■ Records for this task:
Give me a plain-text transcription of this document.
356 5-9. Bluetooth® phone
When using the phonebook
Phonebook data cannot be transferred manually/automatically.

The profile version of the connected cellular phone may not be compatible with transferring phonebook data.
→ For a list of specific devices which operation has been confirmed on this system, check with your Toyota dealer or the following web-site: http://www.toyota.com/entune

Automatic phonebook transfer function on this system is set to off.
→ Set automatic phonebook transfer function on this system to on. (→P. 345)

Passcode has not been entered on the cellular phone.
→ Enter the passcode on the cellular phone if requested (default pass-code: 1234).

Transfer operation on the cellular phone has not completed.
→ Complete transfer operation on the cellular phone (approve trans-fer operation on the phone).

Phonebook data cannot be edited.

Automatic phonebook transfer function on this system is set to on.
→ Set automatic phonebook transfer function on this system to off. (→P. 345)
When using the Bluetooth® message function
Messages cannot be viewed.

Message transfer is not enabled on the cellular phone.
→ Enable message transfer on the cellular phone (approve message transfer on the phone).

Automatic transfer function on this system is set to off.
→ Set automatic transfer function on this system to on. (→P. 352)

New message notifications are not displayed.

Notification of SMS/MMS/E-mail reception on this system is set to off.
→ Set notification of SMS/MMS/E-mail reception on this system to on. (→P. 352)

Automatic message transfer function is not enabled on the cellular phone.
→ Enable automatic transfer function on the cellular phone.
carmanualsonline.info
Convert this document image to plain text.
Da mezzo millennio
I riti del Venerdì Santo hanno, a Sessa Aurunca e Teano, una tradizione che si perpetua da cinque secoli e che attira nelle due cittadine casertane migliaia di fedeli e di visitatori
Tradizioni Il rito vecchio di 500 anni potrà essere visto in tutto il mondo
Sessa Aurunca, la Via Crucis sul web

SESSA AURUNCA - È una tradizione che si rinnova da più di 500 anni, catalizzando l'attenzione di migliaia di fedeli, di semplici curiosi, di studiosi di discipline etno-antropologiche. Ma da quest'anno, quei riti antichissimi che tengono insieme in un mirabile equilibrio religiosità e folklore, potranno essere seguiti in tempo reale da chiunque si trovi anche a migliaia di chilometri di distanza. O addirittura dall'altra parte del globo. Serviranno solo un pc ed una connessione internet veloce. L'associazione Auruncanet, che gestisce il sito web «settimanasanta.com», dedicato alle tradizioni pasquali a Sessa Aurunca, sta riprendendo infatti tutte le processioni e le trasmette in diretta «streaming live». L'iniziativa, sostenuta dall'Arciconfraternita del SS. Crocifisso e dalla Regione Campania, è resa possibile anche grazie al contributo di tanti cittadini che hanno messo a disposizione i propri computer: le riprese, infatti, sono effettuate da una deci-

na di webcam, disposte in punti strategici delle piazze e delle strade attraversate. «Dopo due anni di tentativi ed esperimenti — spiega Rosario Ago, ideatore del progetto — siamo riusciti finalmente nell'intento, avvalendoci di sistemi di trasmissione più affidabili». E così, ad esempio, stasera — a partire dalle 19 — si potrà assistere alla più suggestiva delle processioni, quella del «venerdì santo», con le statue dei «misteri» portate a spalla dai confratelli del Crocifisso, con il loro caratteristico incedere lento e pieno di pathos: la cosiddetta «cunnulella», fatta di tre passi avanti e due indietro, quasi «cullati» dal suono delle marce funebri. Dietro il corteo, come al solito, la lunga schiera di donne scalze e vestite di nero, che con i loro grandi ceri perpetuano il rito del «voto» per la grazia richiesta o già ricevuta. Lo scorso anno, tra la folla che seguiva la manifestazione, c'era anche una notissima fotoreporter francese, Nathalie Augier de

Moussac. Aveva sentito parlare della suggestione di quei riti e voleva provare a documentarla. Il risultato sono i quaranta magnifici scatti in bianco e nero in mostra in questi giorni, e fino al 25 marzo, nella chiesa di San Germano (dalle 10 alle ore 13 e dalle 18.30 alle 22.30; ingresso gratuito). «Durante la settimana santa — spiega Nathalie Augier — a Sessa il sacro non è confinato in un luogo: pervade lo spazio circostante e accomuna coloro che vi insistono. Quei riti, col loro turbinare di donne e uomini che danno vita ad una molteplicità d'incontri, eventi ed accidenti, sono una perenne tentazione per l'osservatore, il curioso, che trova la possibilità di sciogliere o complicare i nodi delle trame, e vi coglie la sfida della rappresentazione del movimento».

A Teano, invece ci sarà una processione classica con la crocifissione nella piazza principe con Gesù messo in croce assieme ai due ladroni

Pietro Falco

■ Exercise: Restate the data above word for word, please.

■ Reply:
Give me a plain-text transcription of this document.
356 5-9. Bluetooth® phone
When using the phonebook
Phonebook data cannot be transferred manually/automatically.

The profile version of the connected cellular phone may not be compatible with transferring phonebook data.
→ For a list of specific devices which operation has been confirmed on this system, check with your Toyota dealer or the following web-site: http://www.toyota.com/entune

Automatic phonebook transfer function on this system is set to off.
→ Set automatic phonebook transfer function on this system to on. (→P. 345)

Passcode has not been entered on the cellular phone.
→ Enter the passcode on the cellular phone if requested (default pass-code: 1234).

Transfer operation on the cellular phone has not completed.
→ Complete transfer operation on the cellular phone (approve trans-fer operation on the phone).

Phonebook data cannot be edited.

Automatic phonebook transfer function on this system is set to on.
→ Set automatic phonebook transfer function on this system to off. (→P. 345)
When using the Bluetooth® message function
Messages cannot be viewed.

Message transfer is not enabled on the cellular phone.
→ Enable message transfer on the cellular phone (approve message transfer on the phone).

Automatic transfer function on this system is set to off.
→ Set automatic transfer function on this system to on. (→P. 352)

New message notifications are not displayed.

Notification of SMS/MMS/E-mail reception on this system is set to off.
→ Set notification of SMS/MMS/E-mail reception on this system to on. (→P. 352)

Automatic message transfer function is not enabled on the cellular phone.
→ Enable automatic transfer function on the cellular phone.
carmanualsonline.info
Convert this document image to plain text.
Da mezzo millennio
I riti del Venerdì Santo hanno, a Sessa Aurunca e Teano, una tradizione che si perpetua da cinque secoli e che attira nelle due cittadine casertane migliaia di fedeli e di visitatori
Tradizioni Il rito vecchio di 500 anni potrà essere visto in tutto il mondo
Sessa Aurunca, la Via Crucis sul web

SESSA AURUNCA - È una tradizione che si rinnova da più di 500 anni, catalizzando l'attenzione di migliaia di fedeli, di semplici curiosi, di studiosi di discipline etno-antropologiche. Ma da quest'anno, quei riti antichissimi che tengono insieme in un mirabile equilibrio religiosità e folklore, potranno essere seguiti in tempo reale da chiunque si trovi anche a migliaia di chilometri di distanza. O addirittura dall'altra parte del globo. Serviranno solo un pc ed una connessione internet veloce. L'associazione Auruncanet, che gestisce il sito web «settimanasanta.com», dedicato alle tradizioni pasquali a Sessa Aurunca, sta riprendendo infatti tutte le processioni e le trasmette in diretta «streaming live». L'iniziativa, sostenuta dall'Arciconfraternita del SS. Crocifisso e dalla Regione Campania, è resa possibile anche grazie al contributo di tanti cittadini che hanno messo a disposizione i propri computer: le riprese, infatti, sono effettuate da una deci-

na di webcam, disposte in punti strategici delle piazze e delle strade attraversate. «Dopo due anni di tentativi ed esperimenti — spiega Rosario Ago, ideatore del progetto — siamo riusciti finalmente nell'intento, avvalendoci di sistemi di trasmissione più affidabili». E così, ad esempio, stasera — a partire dalle 19 — si potrà assistere alla più suggestiva delle processioni, quella del «venerdì santo», con le statue dei «misteri» portate a spalla dai confratelli del Crocifisso, con il loro caratteristico incedere lento e pieno di pathos: la cosiddetta «cunnulella», fatta di tre passi avanti e due indietro, quasi «cullati» dal suono delle marce funebri. Dietro il corteo, come al solito, la lunga schiera di donne scalze e vestite di nero, che con i loro grandi ceri perpetuano il rito del «voto» per la grazia richiesta o già ricevuta. Lo scorso anno, tra la folla che seguiva la manifestazione, c'era anche una notissima fotoreporter francese, Nathalie Augier de

Moussac. Aveva sentito parlare della suggestione di quei riti e voleva provare a documentarla. Il risultato sono i quaranta magnifici scatti in bianco e nero in mostra in questi giorni, e fino al 25 marzo, nella chiesa di San Germano (dalle 10 alle ore 13 e dalle 18.30 alle 22.30; ingresso gratuito). «Durante la settimana santa — spiega Nathalie Augier — a Sessa il sacro non è confinato in un luogo: pervade lo spazio circostante e accomuna coloro che vi insistono. Quei riti, col loro turbinare di donne e uomini che danno vita ad una molteplicità d'incontri, eventi ed accidenti, sono una perenne tentazione per l'osservatore, il curioso, che trova la possibilità di sciogliere o complicare i nodi delle trame, e vi coglie la sfida della rappresentazione del movimento».

A Teano, invece ci sarà una processione classica con la crocifissione nella piazza principe con Gesù messo in croce assieme ai due ladroni

Pietro Falco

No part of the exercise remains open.